WHAT TO DO
An exact copy of all the data is required, with pictures left out.

Items from a data source
________

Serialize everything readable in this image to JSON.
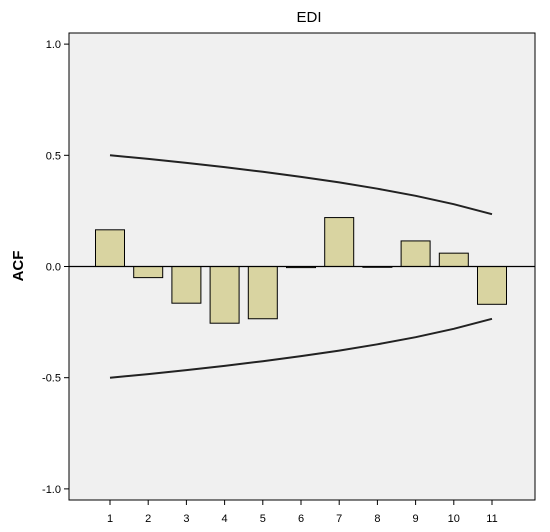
{
  "chart_data": {
    "type": "bar",
    "title": "EDI",
    "xlabel": "",
    "ylabel": "ACF",
    "categories": [
      "1",
      "2",
      "3",
      "4",
      "5",
      "6",
      "7",
      "8",
      "9",
      "10",
      "11"
    ],
    "series": [
      {
        "values": [
          0.165,
          -0.05,
          -0.165,
          -0.255,
          -0.235,
          -0.005,
          0.22,
          0.0,
          0.115,
          0.06,
          -0.17
        ]
      }
    ],
    "confidence_limits": {
      "upper": [
        0.5,
        0.484,
        0.466,
        0.447,
        0.426,
        0.403,
        0.378,
        0.35,
        0.318,
        0.28,
        0.235
      ],
      "lower": [
        -0.5,
        -0.484,
        -0.466,
        -0.447,
        -0.426,
        -0.403,
        -0.378,
        -0.35,
        -0.318,
        -0.28,
        -0.235
      ]
    },
    "ylim": [
      -1.05,
      1.05
    ],
    "yticks": [
      -1.0,
      -0.5,
      0.0,
      0.5,
      1.0
    ],
    "ytick_labels": [
      "-1.0",
      "-0.5",
      "0.0",
      "0.5",
      "1.0"
    ],
    "grid": false,
    "colors": {
      "plot_background": "#f0f0f0",
      "bar_fill": "#d9d4a1",
      "bar_stroke": "#000000",
      "confidence_line": "#222222"
    }
  }
}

________

COMPLETED TASK
Serialize everything readable in this image to JSON.
{
  "chart_data": {
    "type": "bar",
    "title": "EDI",
    "xlabel": "",
    "ylabel": "ACF",
    "categories": [
      "1",
      "2",
      "3",
      "4",
      "5",
      "6",
      "7",
      "8",
      "9",
      "10",
      "11"
    ],
    "series": [
      {
        "values": [
          0.165,
          -0.05,
          -0.165,
          -0.255,
          -0.235,
          -0.005,
          0.22,
          0.0,
          0.115,
          0.06,
          -0.17
        ]
      }
    ],
    "confidence_limits": {
      "upper": [
        0.5,
        0.484,
        0.466,
        0.447,
        0.426,
        0.403,
        0.378,
        0.35,
        0.318,
        0.28,
        0.235
      ],
      "lower": [
        -0.5,
        -0.484,
        -0.466,
        -0.447,
        -0.426,
        -0.403,
        -0.378,
        -0.35,
        -0.318,
        -0.28,
        -0.235
      ]
    },
    "ylim": [
      -1.05,
      1.05
    ],
    "yticks": [
      -1.0,
      -0.5,
      0.0,
      0.5,
      1.0
    ],
    "ytick_labels": [
      "-1.0",
      "-0.5",
      "0.0",
      "0.5",
      "1.0"
    ],
    "grid": false,
    "colors": {
      "plot_background": "#f0f0f0",
      "bar_fill": "#d9d4a1",
      "bar_stroke": "#000000",
      "confidence_line": "#222222"
    }
  }
}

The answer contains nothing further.